▶ WHAT YOU SHOULD DO
Only the number is wanted: how many lines hold the word "name"?

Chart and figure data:
+---+
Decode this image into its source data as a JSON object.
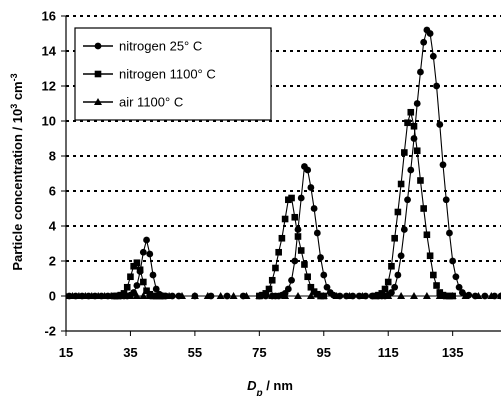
{
  "chart_data": {
    "type": "line",
    "title": "",
    "xlabel": {
      "main": "D",
      "sub": "p",
      "rest": " / nm"
    },
    "ylabel": {
      "pre": "Particle concentration / 10",
      "sup": "3",
      "mid": " cm",
      "sup2": "-3"
    },
    "xlim": [
      15,
      150
    ],
    "ylim": [
      -2,
      16
    ],
    "x_ticks": [
      15,
      35,
      55,
      75,
      95,
      115,
      135
    ],
    "y_ticks": [
      -2,
      0,
      2,
      4,
      6,
      8,
      10,
      12,
      14,
      16
    ],
    "grid": "dotted horizontal",
    "legend_position": "top-left",
    "series": [
      {
        "name": "nitrogen 25° C",
        "marker": "circle",
        "x": [
          14,
          16,
          18,
          20,
          22,
          24,
          26,
          28,
          30,
          31,
          32,
          33,
          34,
          35,
          36,
          37,
          38,
          39,
          40,
          41,
          42,
          43,
          44,
          45,
          46,
          48,
          50,
          55,
          60,
          65,
          70,
          75,
          77,
          79,
          80,
          81,
          82,
          83,
          84,
          85,
          86,
          87,
          88,
          89,
          90,
          91,
          92,
          93,
          94,
          95,
          96,
          97,
          98,
          100,
          102,
          104,
          106,
          108,
          110,
          112,
          113,
          114,
          115,
          116,
          117,
          118,
          119,
          120,
          121,
          122,
          123,
          124,
          125,
          126,
          127,
          128,
          129,
          130,
          131,
          132,
          133,
          134,
          135,
          136,
          137,
          138,
          140,
          142,
          145,
          148,
          150
        ],
        "y": [
          0,
          0,
          0,
          0,
          0,
          0,
          0,
          0,
          0,
          0,
          0,
          0,
          0,
          0.05,
          0.2,
          0.6,
          1.4,
          2.5,
          3.2,
          2.4,
          1.2,
          0.4,
          0.1,
          0,
          0,
          0,
          0,
          0,
          0,
          0,
          0,
          0,
          0,
          0,
          0,
          0,
          0.05,
          0.15,
          0.4,
          0.9,
          2,
          3.8,
          5.6,
          7.4,
          7.2,
          6.2,
          5,
          3.6,
          2.2,
          1.2,
          0.5,
          0.2,
          0.05,
          0,
          0,
          0,
          0,
          0,
          0,
          0,
          0,
          0,
          0.05,
          0.2,
          0.5,
          1.2,
          2.3,
          3.8,
          5.5,
          7.2,
          9,
          11,
          12.8,
          14.5,
          15.2,
          15,
          13.7,
          12,
          9.8,
          7.5,
          5.5,
          3.6,
          2,
          1.1,
          0.5,
          0.2,
          0.05,
          0,
          0,
          0,
          0
        ]
      },
      {
        "name": "nitrogen 1100° C",
        "marker": "square",
        "x": [
          30,
          31,
          32,
          33,
          34,
          35,
          36,
          37,
          38,
          39,
          40,
          41,
          42,
          43,
          44,
          45,
          75,
          76,
          77,
          78,
          79,
          80,
          81,
          82,
          83,
          84,
          85,
          86,
          87,
          88,
          89,
          90,
          91,
          92,
          93,
          94,
          95,
          111,
          112,
          113,
          114,
          115,
          116,
          117,
          118,
          119,
          120,
          121,
          122,
          123,
          124,
          125,
          126,
          127,
          128,
          129,
          130,
          131,
          132,
          133,
          134,
          135
        ],
        "y": [
          0,
          0,
          0.05,
          0.15,
          0.5,
          1.1,
          1.7,
          1.9,
          1.5,
          0.8,
          0.3,
          0.1,
          0,
          0,
          0,
          0,
          0,
          0.05,
          0.15,
          0.4,
          0.9,
          1.6,
          2.5,
          3.3,
          4.4,
          5.5,
          5.6,
          4.5,
          3.4,
          2.6,
          1.8,
          1.1,
          0.5,
          0.25,
          0.1,
          0,
          0,
          0,
          0.05,
          0.15,
          0.4,
          0.8,
          1.7,
          3.3,
          4.8,
          6.4,
          8.2,
          9.9,
          10.5,
          9.7,
          8.3,
          6.6,
          5,
          3.5,
          2.3,
          1.2,
          0.6,
          0.2,
          0.05,
          0,
          0,
          0
        ]
      },
      {
        "name": "air 1100° C",
        "marker": "triangle",
        "x": [
          15,
          17,
          19,
          21,
          23,
          25,
          27,
          29,
          31,
          33,
          35,
          37,
          39,
          41,
          43,
          45,
          47,
          51,
          55,
          59,
          63,
          67,
          71,
          75,
          79,
          83,
          87,
          91,
          95,
          99,
          103,
          107,
          111,
          115,
          119,
          123,
          127,
          131,
          135,
          139,
          143,
          147,
          150
        ],
        "y": [
          0,
          0,
          0,
          0,
          0,
          0,
          0,
          0,
          0,
          0,
          0,
          0,
          0,
          0,
          0,
          0,
          0,
          0,
          0,
          0,
          0,
          0,
          0,
          0,
          0,
          0,
          0,
          0,
          0,
          0,
          0,
          0,
          0,
          0,
          0,
          0,
          0,
          0,
          0,
          0,
          0,
          0,
          0
        ]
      }
    ]
  }
}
+---+
▶ TASK RESPONSE
3